Bei ihren Besuchen auf dem Mond haben die Apollo-Astronauten unterdessen zwischen 1969 und 1972 mehrere Laserreflektoren auf dem Erdtrabanten zurückgelassen, die seither regelmäßig von mehreren Stationen auf der Erde angepeilt werden, unter anderem aus Wettzell in der Oberpfalz. Da die Lichtgeschwindigkeit sehr genau bekannt ist, können die Astronomen aus der Laufzeit des Laserpulses zum Mond und zurück die Entfernung des Erdtrabanten sehr genau bestimmen und vor allem auch geringfügige Veränderungen erkennen. Derzeit rückt der Mond pro Jahr um etwa 2,5 Zentimeter von der Erde ab. Würde er sich mit gleich bleibendem Tempo weiter von der Erde entfernen, so könnte er in 6 Milliarden Jahren, wenn die Sonne zu einem Roten Riesenstern herangewachsen ist, rund 150000 Kilometer an zusätzlichem Abstand gewonnen haben, wäre dann also rund 535000 Kilometer von der Erde entfernt. In der gleichen Zeit würde sich die Länge des irdischen Tages jedoch mehr als verdoppeln. Da die Gezeitenkraft des Mondes aber mit wachsendem Abstand geringer wird, sind dies lediglich Maximalwerte, die so bald kaum erreicht werden.
 
Das ständig neue Gesicht der Erde
 
Dass sich das Aussehen der Erde langfristig ändert, wurde zum ersten Mal 1915 von Alfred Wegener zur Diskussion gestellt. Er äußerte damals die Hypothese, dass die Erde vor rund 200 Millionen Jahren nur einen einzigen »Superkontinent« besessen habe, den er Pangäa nannte. Als dieser Superkontinent im Bereich des heutigen Atlantiks auseinander brach, setzte eine langsame Kontinentalverschiebung ein, in deren Verlauf Nord- und Südamerika sich zunehmend von Europa und Afrika entfernten. Die moderne Weiterentwicklung seiner Gedanken ermöglicht es inzwischen, auch die zukünftige Drift der Kontinente abzuschätzen.
 
Weil Alfred Wegener noch keine Erklärung für den »Motor« dieser Drift der Kontinente nennen konnte, gerieten seine Überlegungen fast in Vergessenheit, bis die Erforschung der Ozeanböden wichtige Indizien zu ihrer Unterstützung lieferte. 1962 fasste der Amerikaner Harry Hammond Hess, Leiter der Geologieabteilung an der Princeton-University in den USA, die Erkenntnisse zu einem neuen Bild zusammen: Die Ozeane der Erde sind von mächtigen Gebirgsrücken durchzogen, aus denen ständig neues Krustenmaterial an die Erdoberfläche dringt und den vorhandenen Meeresboden seitlich wegdrückt, sodass die »auf dem Meeresboden aufliegenden« Kontinente allmählich auseinander driften müssen; die Geologen sprechen in diesem Zusammenhang von »Spreizung der Ozeanböden«.

(Datensätze mit räumlicher Annotation)
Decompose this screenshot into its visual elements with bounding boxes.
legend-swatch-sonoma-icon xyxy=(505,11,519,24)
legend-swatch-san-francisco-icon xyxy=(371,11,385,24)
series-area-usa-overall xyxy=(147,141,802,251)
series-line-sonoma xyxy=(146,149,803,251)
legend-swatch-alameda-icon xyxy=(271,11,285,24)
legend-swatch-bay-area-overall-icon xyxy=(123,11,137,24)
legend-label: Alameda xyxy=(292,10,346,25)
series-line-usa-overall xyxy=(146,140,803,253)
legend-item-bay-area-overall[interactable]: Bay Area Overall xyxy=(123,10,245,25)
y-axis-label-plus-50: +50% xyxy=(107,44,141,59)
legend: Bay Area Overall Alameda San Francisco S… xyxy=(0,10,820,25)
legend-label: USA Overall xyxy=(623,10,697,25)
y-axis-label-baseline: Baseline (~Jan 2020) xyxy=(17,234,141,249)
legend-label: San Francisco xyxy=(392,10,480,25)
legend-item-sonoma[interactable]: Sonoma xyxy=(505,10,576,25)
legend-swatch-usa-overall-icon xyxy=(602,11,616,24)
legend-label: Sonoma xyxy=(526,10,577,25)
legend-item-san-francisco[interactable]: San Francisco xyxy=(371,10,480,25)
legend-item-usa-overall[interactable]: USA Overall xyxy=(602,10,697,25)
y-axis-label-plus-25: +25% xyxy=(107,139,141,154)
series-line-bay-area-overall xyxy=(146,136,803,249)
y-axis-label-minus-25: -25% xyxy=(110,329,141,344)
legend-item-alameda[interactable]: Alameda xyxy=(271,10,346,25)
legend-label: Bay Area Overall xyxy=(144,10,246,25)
* * *
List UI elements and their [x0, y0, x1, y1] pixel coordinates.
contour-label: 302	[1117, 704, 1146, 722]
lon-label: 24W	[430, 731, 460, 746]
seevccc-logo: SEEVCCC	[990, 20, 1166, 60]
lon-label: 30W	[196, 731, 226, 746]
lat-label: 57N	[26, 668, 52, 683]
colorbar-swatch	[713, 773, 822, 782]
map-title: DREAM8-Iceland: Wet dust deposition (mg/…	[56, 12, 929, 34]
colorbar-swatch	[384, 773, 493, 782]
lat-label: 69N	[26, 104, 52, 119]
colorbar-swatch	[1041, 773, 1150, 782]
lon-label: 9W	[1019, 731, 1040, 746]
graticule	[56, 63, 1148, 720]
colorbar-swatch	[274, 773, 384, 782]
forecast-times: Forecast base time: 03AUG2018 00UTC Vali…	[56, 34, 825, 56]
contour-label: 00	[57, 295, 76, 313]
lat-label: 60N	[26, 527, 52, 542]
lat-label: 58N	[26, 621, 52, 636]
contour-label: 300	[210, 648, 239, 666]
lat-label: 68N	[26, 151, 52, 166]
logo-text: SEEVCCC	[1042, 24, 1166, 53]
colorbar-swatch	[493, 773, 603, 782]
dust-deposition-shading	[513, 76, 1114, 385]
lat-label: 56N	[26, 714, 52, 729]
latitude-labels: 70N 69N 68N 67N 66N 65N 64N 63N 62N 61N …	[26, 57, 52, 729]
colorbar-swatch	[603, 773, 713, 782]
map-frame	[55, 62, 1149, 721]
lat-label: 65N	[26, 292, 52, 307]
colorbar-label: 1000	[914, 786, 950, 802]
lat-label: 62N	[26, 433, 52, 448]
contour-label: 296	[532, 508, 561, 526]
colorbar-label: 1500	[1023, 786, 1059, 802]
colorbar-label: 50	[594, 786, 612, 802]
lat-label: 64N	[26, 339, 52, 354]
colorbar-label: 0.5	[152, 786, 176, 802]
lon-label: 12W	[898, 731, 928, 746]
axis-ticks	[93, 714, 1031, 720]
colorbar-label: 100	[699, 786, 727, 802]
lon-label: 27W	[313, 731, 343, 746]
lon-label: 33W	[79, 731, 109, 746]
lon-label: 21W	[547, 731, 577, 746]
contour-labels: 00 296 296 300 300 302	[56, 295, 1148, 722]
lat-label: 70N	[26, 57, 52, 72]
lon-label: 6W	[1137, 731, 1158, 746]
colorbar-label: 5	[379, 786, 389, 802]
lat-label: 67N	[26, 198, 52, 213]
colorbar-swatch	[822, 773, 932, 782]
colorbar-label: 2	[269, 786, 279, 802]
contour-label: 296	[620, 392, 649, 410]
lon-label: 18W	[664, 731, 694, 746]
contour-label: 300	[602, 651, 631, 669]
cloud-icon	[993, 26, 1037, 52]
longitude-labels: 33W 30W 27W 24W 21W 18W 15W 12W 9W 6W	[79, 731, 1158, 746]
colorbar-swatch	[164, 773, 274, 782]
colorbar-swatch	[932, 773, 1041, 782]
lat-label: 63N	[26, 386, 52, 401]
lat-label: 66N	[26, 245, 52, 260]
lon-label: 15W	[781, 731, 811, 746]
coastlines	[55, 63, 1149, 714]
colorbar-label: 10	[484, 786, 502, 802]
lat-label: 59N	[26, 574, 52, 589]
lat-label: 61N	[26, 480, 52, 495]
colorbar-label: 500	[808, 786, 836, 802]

* **Aufgabe**
Schreibe den Text über die Kontinentalverschiebung im Anschluss an seinen letzten Satz weiter.

* **Schriftliche Antwort**
 
Dort, wo zwei solcher Platten aufeinander treffen, finden die Geologen zwei Phänomene: Zum einen faltet sich das Gestein auf und es entstehen Gebirge. Zum anderen taucht eine der beiden Platten — in der Regel der Meeresboden — unter die andere, die kontinentale, ab. Da die Platten dabei aneinander vorbei»schrammen«, bauen sich immer wieder Spannungen auf, die sich in zum Teil verheerenden Erdbeben lösen. Liegen die Epizentren solcher Beben unter dem Meeresboden, können sie zu gewaltigen Flutwellen, zu Tsunamis, führen, die noch in großer Entfernung beträchtliche Zerstörungskraft entwickeln.
 
Außerdem kommt es im Bereich solcher Subduktionszonen zu verstärktem Vulkanismus, der ebenfalls nicht nur eine »lokale« Gefahr darstellt, wie das Beispiel Pinatubo zu Beginn der 1990er-Jahre gezeigt hat: Damals wurden bis zu 20 Millionen Tonnen Schwefeldioxid freigesetzt, die sich innerhalb weniger Wochen zu einer erdumspannenden Wolke in der Stratosphäre ausbreiteten und eine vorübergehende Abkühlung der Erde hervorriefen.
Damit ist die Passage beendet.